* REQUIRED TASKS
1. According to the Jaziel Orozco article, in what city was Orozco raised?
2. From the Jaziel Orozco article, repeat the part that opens with the words containing "- 2023: → Santos" and closes with "academy and passed.".

* PASSAGE GIVEN
Jaziel Orozco

Personal information
- Full name: Jaziel Alberto Orozco Landeros
- Date of birth: 2 June 2004 (age 22)
- Place of birth: Ciudad Juárez, Chihuahua, Mexico
- Height: 5 ft 9 in (1.75 m)
- Positions: Defender; defensive midfielder;

Team information
- Current team: St. Louis City
- Number: 99

Youth career
- 2019–2021: Real Salt Lake

Senior career*
- Years: Team / Apps / (Gls)
- 2021–2022: Real Monarchs / 39 / (0)
- 2022–2024: Real Salt Lake / 5 / (0)
- 2023: → Santos Laguna U20 (loan) / 10 / (0)
- 2023–2024: → Larne (loan) / 26 / (0)
- 2024: Real Monarchs / 10 / (1)
- 2025–: St. Louis City 2 / 19 / (0)
- 2025–: St. Louis City / 7 / (1)

= Jaziel Orozco =

Mexican footballer (born 2004)

Jaziel Alberto Orozco Landeros (born 2 June 2004) is a Mexican professional footballer who currently plays as a defensive midfielder for Major League Soccer club St. Louis City.

==Career==
Born in Ciudad Juárez, Orozco was raised in El Paso, Texas. He is the son of former professional player, Alberto Orozco. Prior to joining the Real Salt Lake youth setup, Orozco had participated in trials with Liga MX clubs Tigres UANL and Santos Laguna. He also played with Intercups MX, a club side which played in tournaments around the world and the Dallas Cup. In 2019, Orozco was selected to join a trial for the Real Salt Lake youth academy and passed.

On October 4, 2020, Orozco was called in to Real Monarchs, an affiliate club of Real Salt Lake, for their match against El Paso Locomotive but did not come off the bench. On April 7, 2021, Orozco received his first appearance with the main team in their pre-season match against Phoenix Rising. He then made his professional debut on May 8, 2021, for Real Monarchs in their USL Championship opener against San Antonio FC, starting in the 2–2 draw. Following the match, Orozco signed a professional contract with Real Monarchs.

* SUPPLIED MATERIAL
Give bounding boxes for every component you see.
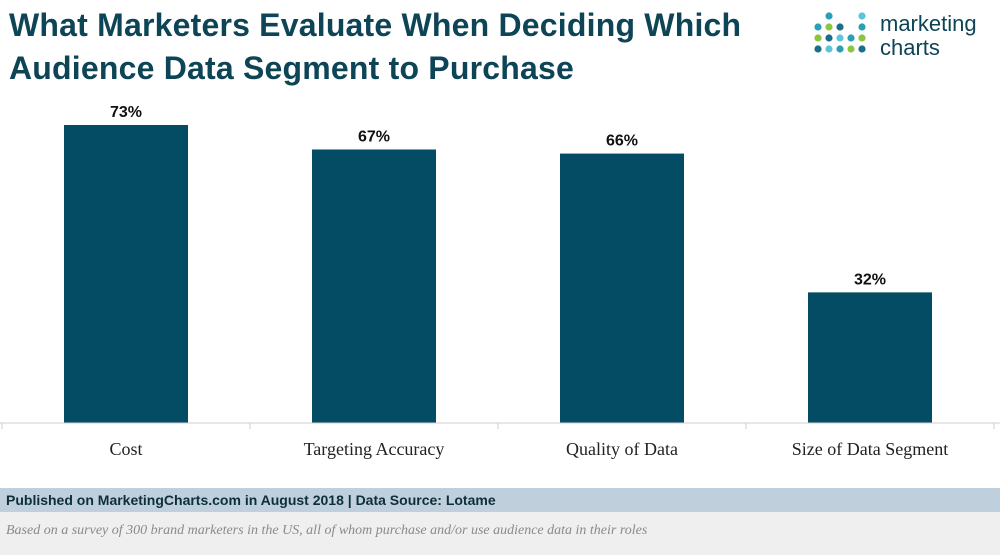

* RESPONSES TO THE EXERCISE
1. El Paso, Texas.

2.
- 2023: → Santos Laguna U20 (loan) / 10 / (0)
- 2023–2024: → Larne (loan) / 26 / (0)
- 2024: Real Monarchs / 10 / (1)
- 2025–: St. Louis City 2 / 19 / (0)
- 2025–: St. Louis City / 7 / (1)

= Jaziel Orozco =

Mexican footballer (born 2004)

Jaziel Alberto Orozco Landeros (born 2 June 2004) is a Mexican professional footballer who currently plays as a defensive midfielder for Major League Soccer club St. Louis City.

==Career==
Born in Ciudad Juárez, Orozco was raised in El Paso, Texas. He is the son of former professional player, Alberto Orozco. Prior to joining the Real Salt Lake youth setup, Orozco had participated in trials with Liga MX clubs Tigres UANL and Santos Laguna. He also played with Intercups MX, a club side which played in tournaments around the world and the Dallas Cup. In 2019, Orozco was selected to join a trial for the Real Salt Lake youth academy and passed.